▸ **The problem**:
In the material below, the lines containing the word "text" are required; copy each of them.

───── Supplied data ─────

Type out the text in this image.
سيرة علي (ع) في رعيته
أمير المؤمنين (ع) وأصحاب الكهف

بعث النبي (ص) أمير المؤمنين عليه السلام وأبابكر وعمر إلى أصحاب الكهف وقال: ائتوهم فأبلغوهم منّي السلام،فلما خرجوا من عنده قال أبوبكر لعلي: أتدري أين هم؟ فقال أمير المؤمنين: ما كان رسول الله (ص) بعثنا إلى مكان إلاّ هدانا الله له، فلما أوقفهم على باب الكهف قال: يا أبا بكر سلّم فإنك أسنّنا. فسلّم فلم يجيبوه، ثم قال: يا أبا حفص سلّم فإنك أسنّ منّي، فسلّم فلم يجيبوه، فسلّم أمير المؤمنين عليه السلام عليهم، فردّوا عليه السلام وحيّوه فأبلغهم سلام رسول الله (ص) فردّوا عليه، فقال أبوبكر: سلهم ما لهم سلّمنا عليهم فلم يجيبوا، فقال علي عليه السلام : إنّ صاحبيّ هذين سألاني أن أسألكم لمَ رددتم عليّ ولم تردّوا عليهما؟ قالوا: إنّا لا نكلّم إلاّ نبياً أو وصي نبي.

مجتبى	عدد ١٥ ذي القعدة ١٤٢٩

─────
───── Supplied data ─────

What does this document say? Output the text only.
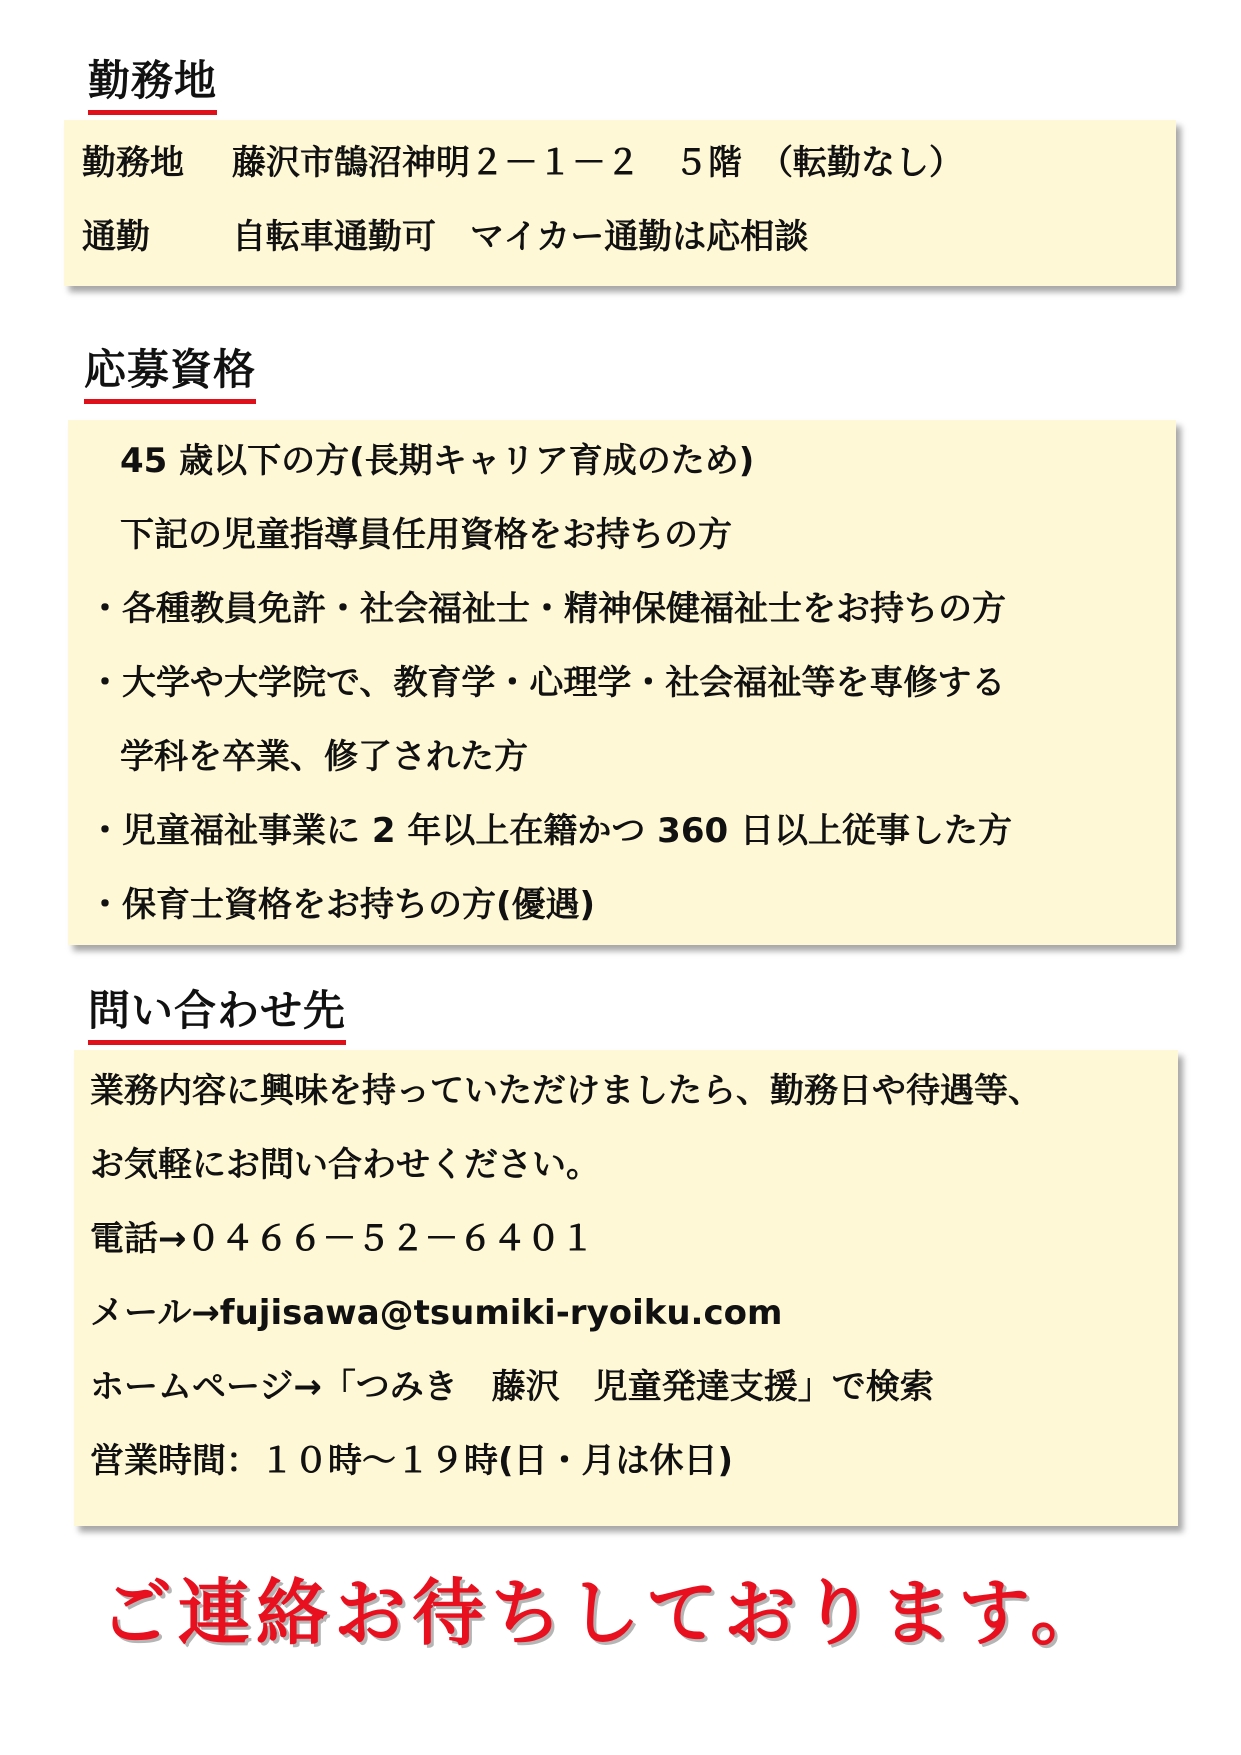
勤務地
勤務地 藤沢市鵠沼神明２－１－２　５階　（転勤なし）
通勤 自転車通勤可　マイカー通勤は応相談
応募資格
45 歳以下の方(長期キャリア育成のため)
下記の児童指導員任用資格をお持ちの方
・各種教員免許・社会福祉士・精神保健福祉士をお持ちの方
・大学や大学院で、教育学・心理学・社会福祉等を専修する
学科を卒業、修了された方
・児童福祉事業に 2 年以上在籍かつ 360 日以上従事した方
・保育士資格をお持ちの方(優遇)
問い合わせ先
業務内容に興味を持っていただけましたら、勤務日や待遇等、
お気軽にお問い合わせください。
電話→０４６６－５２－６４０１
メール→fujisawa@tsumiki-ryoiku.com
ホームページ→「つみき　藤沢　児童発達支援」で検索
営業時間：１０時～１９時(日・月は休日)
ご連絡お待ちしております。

─────

▸ **Written solution**:
Type out the text in this image.
What does this document say? Output the text only.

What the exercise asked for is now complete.